**Task**
Pick out and copy every line below that has the word "JSON".

Collection entries

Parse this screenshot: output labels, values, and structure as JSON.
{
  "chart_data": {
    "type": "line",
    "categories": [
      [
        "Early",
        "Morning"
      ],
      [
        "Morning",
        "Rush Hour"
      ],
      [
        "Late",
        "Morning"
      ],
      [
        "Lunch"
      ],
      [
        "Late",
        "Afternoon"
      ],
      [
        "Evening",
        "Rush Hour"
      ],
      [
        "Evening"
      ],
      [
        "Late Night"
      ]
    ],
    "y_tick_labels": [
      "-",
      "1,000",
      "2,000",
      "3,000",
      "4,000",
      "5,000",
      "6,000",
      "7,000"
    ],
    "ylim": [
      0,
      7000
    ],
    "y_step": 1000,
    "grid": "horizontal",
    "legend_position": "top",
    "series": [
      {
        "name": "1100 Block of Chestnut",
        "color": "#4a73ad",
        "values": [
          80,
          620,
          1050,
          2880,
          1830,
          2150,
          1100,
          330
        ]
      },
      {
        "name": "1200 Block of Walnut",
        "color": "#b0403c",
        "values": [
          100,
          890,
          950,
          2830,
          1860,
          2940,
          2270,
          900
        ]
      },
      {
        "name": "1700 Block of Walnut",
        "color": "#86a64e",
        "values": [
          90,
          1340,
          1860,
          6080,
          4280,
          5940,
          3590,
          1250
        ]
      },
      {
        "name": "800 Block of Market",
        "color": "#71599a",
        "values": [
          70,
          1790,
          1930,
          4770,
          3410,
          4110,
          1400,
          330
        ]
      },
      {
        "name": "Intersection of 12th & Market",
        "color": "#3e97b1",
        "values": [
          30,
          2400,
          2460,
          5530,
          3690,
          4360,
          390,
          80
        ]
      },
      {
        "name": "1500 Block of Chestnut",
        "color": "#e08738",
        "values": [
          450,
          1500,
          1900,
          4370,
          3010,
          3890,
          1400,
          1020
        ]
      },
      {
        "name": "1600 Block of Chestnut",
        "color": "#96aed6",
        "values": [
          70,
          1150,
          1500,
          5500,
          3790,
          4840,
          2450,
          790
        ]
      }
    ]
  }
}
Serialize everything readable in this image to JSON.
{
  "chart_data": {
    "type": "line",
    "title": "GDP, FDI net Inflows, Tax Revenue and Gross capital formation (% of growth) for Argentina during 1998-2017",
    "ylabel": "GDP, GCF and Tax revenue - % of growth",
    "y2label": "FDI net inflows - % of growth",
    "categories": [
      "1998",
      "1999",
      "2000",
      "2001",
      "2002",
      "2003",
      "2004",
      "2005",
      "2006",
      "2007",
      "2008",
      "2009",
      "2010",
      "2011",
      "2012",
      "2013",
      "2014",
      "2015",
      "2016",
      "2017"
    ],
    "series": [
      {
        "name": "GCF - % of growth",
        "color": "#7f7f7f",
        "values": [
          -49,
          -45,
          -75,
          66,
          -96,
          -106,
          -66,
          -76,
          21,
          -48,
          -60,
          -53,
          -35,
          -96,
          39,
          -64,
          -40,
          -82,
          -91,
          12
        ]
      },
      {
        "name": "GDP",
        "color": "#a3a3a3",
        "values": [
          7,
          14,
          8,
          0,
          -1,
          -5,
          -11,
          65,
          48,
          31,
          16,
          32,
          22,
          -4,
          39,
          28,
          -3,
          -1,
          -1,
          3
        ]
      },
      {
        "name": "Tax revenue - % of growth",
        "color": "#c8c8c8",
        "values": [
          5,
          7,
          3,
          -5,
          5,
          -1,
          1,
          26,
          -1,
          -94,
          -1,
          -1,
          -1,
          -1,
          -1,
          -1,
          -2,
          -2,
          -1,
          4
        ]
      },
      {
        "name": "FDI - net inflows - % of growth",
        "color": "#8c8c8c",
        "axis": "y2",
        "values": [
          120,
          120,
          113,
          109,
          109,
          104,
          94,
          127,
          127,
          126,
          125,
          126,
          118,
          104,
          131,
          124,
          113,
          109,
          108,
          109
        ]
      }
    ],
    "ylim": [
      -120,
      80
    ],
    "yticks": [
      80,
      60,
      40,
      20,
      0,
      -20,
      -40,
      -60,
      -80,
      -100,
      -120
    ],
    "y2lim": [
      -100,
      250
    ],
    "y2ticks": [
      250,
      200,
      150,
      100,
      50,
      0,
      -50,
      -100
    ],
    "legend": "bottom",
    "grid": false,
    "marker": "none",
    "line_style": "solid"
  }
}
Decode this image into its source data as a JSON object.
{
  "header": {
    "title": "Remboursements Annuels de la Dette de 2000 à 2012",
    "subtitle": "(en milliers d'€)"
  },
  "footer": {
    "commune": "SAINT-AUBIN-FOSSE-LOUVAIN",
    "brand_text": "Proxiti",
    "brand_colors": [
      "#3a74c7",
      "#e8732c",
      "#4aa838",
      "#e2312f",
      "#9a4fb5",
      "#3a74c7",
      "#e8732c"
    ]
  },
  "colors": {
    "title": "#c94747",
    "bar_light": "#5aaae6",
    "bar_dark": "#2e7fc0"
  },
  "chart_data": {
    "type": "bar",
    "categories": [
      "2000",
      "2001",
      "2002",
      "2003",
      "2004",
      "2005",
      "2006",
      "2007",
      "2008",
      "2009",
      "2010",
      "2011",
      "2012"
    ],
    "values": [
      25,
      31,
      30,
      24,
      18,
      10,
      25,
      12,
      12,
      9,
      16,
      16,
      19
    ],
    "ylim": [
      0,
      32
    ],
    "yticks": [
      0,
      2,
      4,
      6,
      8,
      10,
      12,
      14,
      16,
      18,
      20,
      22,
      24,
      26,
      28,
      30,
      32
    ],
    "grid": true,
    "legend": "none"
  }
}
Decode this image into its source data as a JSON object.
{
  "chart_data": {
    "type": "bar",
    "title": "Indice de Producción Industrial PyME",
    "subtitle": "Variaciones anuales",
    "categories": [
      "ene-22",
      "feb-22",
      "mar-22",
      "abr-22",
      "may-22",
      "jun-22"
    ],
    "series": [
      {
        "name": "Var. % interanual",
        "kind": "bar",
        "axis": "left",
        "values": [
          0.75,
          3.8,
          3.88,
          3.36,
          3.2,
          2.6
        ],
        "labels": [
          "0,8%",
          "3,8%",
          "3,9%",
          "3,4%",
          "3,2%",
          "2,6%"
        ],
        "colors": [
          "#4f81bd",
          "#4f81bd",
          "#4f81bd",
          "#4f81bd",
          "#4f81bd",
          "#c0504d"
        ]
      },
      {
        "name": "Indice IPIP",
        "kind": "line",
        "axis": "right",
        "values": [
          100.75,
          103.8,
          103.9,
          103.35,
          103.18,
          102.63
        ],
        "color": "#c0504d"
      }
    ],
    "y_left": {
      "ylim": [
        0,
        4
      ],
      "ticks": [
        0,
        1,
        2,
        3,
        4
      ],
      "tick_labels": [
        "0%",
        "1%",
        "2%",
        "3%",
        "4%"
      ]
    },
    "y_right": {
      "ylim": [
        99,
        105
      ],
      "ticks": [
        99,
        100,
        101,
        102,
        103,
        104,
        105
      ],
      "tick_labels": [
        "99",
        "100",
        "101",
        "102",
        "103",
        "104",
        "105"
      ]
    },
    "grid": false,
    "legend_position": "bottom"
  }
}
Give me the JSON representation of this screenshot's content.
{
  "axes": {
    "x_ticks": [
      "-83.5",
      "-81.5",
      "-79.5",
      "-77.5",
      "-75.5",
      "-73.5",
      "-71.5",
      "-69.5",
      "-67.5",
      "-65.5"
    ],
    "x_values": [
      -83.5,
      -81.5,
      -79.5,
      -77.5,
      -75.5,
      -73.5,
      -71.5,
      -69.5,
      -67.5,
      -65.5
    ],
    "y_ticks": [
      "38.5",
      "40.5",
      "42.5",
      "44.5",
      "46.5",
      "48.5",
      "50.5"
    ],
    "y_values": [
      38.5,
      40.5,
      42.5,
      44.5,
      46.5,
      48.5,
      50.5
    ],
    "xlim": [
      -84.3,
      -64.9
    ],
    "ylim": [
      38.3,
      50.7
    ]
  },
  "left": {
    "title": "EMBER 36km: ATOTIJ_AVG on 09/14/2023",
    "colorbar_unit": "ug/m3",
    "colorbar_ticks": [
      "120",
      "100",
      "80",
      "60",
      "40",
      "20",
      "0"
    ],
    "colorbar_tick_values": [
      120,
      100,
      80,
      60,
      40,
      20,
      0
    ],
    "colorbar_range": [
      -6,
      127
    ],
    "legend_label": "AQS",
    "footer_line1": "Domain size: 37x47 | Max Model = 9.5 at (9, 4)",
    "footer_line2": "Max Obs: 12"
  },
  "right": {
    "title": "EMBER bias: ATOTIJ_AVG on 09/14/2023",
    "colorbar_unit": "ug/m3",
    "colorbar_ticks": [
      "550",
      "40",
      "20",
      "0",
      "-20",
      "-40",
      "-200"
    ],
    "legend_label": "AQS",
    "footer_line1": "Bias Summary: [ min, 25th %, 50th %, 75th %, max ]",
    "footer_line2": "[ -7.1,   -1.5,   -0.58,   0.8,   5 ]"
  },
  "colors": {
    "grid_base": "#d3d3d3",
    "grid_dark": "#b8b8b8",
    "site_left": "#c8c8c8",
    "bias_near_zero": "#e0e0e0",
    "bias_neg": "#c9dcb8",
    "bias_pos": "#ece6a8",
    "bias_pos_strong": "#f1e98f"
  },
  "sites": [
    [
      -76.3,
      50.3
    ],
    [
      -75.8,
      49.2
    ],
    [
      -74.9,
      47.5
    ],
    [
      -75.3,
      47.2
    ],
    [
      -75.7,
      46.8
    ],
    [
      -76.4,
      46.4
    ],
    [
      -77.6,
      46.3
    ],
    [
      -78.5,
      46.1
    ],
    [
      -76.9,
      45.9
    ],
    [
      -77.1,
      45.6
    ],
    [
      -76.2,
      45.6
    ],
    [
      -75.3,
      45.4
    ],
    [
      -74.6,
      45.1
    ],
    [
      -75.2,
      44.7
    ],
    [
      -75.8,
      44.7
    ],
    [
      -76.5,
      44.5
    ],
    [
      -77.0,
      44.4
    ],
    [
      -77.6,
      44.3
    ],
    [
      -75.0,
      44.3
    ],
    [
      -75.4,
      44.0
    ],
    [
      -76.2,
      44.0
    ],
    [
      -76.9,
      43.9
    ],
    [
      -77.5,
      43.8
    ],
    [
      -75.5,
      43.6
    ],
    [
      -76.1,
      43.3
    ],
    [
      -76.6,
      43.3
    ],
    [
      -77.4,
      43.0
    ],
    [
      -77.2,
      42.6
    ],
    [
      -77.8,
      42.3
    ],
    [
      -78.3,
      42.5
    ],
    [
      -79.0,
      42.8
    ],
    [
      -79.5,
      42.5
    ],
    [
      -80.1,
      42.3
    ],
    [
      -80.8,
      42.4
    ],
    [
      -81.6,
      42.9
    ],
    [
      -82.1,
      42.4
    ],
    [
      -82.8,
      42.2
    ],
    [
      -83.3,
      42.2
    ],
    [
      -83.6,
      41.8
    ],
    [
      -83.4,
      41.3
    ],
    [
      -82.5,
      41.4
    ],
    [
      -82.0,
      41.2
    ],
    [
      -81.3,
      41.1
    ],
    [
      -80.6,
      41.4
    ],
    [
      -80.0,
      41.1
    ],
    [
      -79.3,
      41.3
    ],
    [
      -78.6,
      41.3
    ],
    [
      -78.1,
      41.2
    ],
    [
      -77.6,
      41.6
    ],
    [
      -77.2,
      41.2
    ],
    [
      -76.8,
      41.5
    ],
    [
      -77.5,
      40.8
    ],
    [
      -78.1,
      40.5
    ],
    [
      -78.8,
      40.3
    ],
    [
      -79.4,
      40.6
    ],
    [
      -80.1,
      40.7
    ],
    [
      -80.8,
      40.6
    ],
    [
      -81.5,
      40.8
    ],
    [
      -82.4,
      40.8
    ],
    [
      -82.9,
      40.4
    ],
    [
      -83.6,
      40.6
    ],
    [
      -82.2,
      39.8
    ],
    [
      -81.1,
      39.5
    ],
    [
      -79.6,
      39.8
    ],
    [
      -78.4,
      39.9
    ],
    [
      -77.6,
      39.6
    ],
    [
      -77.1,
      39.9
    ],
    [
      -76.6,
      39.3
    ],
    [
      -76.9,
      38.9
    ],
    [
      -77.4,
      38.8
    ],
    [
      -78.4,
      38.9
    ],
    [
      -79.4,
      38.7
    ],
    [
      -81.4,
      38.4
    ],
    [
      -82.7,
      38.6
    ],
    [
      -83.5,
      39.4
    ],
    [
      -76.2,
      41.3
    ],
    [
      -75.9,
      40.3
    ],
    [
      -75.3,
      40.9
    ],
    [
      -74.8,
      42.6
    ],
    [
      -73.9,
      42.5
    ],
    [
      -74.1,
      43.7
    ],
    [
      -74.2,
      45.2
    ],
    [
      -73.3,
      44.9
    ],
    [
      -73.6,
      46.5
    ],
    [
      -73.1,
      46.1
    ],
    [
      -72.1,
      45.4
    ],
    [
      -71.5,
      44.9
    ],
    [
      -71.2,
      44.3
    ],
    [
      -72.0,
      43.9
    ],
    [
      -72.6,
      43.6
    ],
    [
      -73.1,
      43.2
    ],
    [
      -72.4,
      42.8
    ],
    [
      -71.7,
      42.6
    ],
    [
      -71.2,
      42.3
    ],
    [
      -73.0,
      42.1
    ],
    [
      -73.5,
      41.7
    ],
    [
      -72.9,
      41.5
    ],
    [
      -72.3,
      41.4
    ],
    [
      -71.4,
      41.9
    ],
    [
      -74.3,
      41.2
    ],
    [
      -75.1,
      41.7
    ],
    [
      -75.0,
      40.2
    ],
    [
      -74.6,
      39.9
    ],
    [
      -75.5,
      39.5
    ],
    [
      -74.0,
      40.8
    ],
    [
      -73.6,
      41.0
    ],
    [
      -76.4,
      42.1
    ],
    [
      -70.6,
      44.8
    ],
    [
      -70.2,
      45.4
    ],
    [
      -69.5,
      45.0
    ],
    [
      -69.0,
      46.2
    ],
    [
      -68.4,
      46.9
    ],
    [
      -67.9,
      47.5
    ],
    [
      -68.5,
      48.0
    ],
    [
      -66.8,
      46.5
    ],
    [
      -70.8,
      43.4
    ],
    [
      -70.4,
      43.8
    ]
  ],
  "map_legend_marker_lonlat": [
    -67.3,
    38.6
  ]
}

**Answer for this exercise**
Parse this screenshot: output labels, values, and structure as JSON.
Serialize everything readable in this image to JSON.
Decode this image into its source data as a JSON object.
Decode this image into its source data as a JSON object.
Give me the JSON representation of this screenshot's content.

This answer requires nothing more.